** Begin SELECTED PASSAGE **
During the last decades, the sport of golf has had a growing reception, both in the number of fans and in the number of courses where you can practice it. This increase in fans and players has turned golf into a multi- million dollar industry in which transnational companies of all kinds participate. Today it is the first sport in the world in terms of economic expenditure.
In Spain there are more than 450 golf courses in operation . Andalusia, with 103 courses, is the autonomous community with the largest number of them, followed by Castilla y León with 46 and Catalonia with 40. Of all of them, less than 7% are public, the remaining 93% are private courses. And everything seems to indicate that these figures will continue to increase.
On the surface, golf appears to be a harmless and even environmentally friendly game. The courses are exceptionally well maintained and managed, giving the appearance of green surroundings embedded in nature. However, the reality is far from this bucolic vision.
In the late 1990s there was some concern about some of the detrimental effects associated with golf courses; the impact of these installations and their maintenance on the environment , and whether, in fact, the economic and recreational benefit compensates said impact or not.
Of the damage caused by golf courses to the environment, we can highlight several types: damage caused by construction, those derived from its maintenance and those caused by fans.
Construction of a golf course typically involves some practices that are extremely detrimental to the surrounding environment: clearing of natural vegetation, deforestation , destruction of landscapes and natural habitats, and changes in local topography and hydrology.
In turn, these impacts feed off each other and generate side effects that are just as undesirable or even more so. Deforestation and clearing of vegetation, for example, it causes the formation of gullies and erosion, and all of this, in turn, increases the load of sediments in the runoff towards the nearby water masses.
** End SELECTED PASSAGE **
§ **AIM 1**: Rewrite everything in the golf passage from "In Spain there" down to "this bucolic vision.", putting "Andalucía" wherever "Andalusia" appears.
§ **AIM 2**: According to the golf passage, what percentage of Spain's golf courses are private?
§ **AIM 3**: Could you write what comes next in the passage on golf's environmental damage, picking up from where it stops?
The lines after this point are separate material with no connection to the golf passage.
** Begin DATA PROVIDED **
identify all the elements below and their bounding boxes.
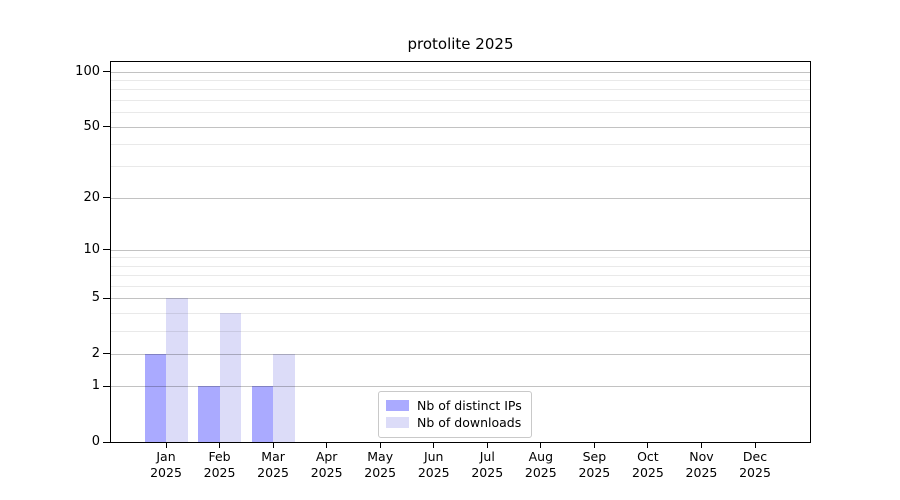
** End DATA PROVIDED **
§ **EXPECTED OUTPUT 1**:
In Spain there are more than 450 golf courses in operation . Andalucía, with 103 courses, is the autonomous community with the largest number of them, followed by Castilla y León with 46 and Catalonia with 40. Of all of them, less than 7% are public, the remaining 93% are private courses. And everything seems to indicate that these figures will continue to increase.
On the surface, golf appears to be a harmless and even environmentally friendly game. The courses are exceptionally well maintained and managed, giving the appearance of green surroundings embedded in nature. However, the reality is far from this bucolic vision.

§ **EXPECTED OUTPUT 2**: 93%

§ **EXPECTED OUTPUT 3**:
The channels become saturated with sediment; as there is less water available and a higher level of sediments, turbidity increases, bottom vegetation is lost, algae bloom downstream and eutrophication is favored . In addition, the erosive force increases the changes in the topography and the chemical composition of the streams, rivers and lakes is altered .
On the other hand, the construction of a golf course also means turning large tracts of natural land into a practically sterile environment – a golf course is characterized by one or a few species of grass dominating the scene, and occasionally, trees and bushes, generally from cultivation. This displaces or eliminates a large number of native plant and animal species, and alters the soil microbiota . The mere construction of a golf course is already an environmental disaster in itself.
Maintaining a golf course is very costly from an economic and environmental point of view. One of the most potentially dangerous environmental practices for nearby ecosystems is the large-scale application of fertilizers, insecticides, herbicides, and fungicides . All of them harmful products, -lethal, sometimes- for the organisms that are exposed to them. Surface runoff carries many of these products that end up contaminating nearby environments.
On the other hand, a golf course requires amounts of water for its maintenance that many describe as obscene. Estimates indicate that an 18-hole golf course consumes between 3,000 and 5,000 cubic meters per day ; which is equivalent to the water consumption of an average Spanish household in 25 years.
In fact, it is estimated that the daily amount of water to supply all the golf courses in the world is equivalent to the amount of water required to maintain 60 % of the world population with the minimum daily needs established by the United Nations.
In a world with a changing climate like the current one, where water will be an increasingly scarce and precious resource , wasting it solely for the enjoyment and entertainment of a few is, to say the least, a questionable practice.
If a golf course is characterized by something, it is by the influx of people and because the practice of sport is usually accompanied by other related activities . It is not uncommon, therefore, to find around golf courses, hotels, residential areas with high purchasing power, shopping centers, leisure facilities, power plants, access roads, large parking areas…
All these new infrastructures occupy a large area of land, in which the environmental impact is more evident: more sequestered and urbanized natural environment, more influx of vehicles with their consequent pollutants, etc.
It is common to hear that golf courses and associated facilities will have an impact on the economic development of the rural towns where they are installed. However, the data does not seem to support this discourse either : the reality is that the benefits derived from golf as a sports, leisure, commercial, hotel and tourist activity are only enjoyed by a minority.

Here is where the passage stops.